---------- Stored records

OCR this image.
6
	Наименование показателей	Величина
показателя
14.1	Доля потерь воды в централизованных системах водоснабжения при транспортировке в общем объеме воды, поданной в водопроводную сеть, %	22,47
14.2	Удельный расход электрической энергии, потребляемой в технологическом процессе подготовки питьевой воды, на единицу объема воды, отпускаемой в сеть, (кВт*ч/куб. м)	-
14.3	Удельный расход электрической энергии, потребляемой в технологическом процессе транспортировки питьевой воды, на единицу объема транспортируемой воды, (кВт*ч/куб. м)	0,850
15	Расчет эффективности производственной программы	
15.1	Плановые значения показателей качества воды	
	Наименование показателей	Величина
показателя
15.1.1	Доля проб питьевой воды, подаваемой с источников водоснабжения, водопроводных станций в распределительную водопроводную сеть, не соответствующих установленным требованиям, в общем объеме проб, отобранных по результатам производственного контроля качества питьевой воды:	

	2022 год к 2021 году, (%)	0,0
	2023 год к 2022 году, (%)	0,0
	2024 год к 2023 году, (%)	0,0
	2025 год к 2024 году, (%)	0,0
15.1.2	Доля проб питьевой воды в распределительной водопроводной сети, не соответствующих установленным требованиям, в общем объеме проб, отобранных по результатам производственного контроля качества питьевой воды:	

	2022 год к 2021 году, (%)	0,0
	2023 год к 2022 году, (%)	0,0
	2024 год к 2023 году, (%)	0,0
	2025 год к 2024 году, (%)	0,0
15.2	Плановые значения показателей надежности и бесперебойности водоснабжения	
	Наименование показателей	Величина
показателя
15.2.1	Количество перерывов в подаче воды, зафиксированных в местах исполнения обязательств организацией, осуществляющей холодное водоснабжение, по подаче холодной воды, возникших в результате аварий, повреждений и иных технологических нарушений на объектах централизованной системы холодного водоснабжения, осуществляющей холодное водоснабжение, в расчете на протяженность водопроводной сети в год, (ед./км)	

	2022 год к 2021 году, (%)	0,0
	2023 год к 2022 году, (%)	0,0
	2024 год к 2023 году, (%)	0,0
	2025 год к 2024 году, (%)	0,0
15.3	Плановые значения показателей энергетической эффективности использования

--------------------

Exactly reproduce all of the entries above.

● Output for this exercise:
OCR this image.
6
	Наименование показателей	Величина
показателя
14.1	Доля потерь воды в централизованных системах водоснабжения при транспортировке в общем объеме воды, поданной в водопроводную сеть, %	22,47
14.2	Удельный расход электрической энергии, потребляемой в технологическом процессе подготовки питьевой воды, на единицу объема воды, отпускаемой в сеть, (кВт*ч/куб. м)	-
14.3	Удельный расход электрической энергии, потребляемой в технологическом процессе транспортировки питьевой воды, на единицу объема транспортируемой воды, (кВт*ч/куб. м)	0,850
15	Расчет эффективности производственной программы	
15.1	Плановые значения показателей качества воды	
	Наименование показателей	Величина
показателя
15.1.1	Доля проб питьевой воды, подаваемой с источников водоснабжения, водопроводных станций в распределительную водопроводную сеть, не соответствующих установленным требованиям, в общем объеме проб, отобранных по результатам производственного контроля качества питьевой воды:	

	2022 год к 2021 году, (%)	0,0
	2023 год к 2022 году, (%)	0,0
	2024 год к 2023 году, (%)	0,0
	2025 год к 2024 году, (%)	0,0
15.1.2	Доля проб питьевой воды в распределительной водопроводной сети, не соответствующих установленным требованиям, в общем объеме проб, отобранных по результатам производственного контроля качества питьевой воды:	

	2022 год к 2021 году, (%)	0,0
	2023 год к 2022 году, (%)	0,0
	2024 год к 2023 году, (%)	0,0
	2025 год к 2024 году, (%)	0,0
15.2	Плановые значения показателей надежности и бесперебойности водоснабжения	
	Наименование показателей	Величина
показателя
15.2.1	Количество перерывов в подаче воды, зафиксированных в местах исполнения обязательств организацией, осуществляющей холодное водоснабжение, по подаче холодной воды, возникших в результате аварий, повреждений и иных технологических нарушений на объектах централизованной системы холодного водоснабжения, осуществляющей холодное водоснабжение, в расчете на протяженность водопроводной сети в год, (ед./км)	

	2022 год к 2021 году, (%)	0,0
	2023 год к 2022 году, (%)	0,0
	2024 год к 2023 году, (%)	0,0
	2025 год к 2024 году, (%)	0,0
15.3	Плановые значения показателей энергетической эффективности использования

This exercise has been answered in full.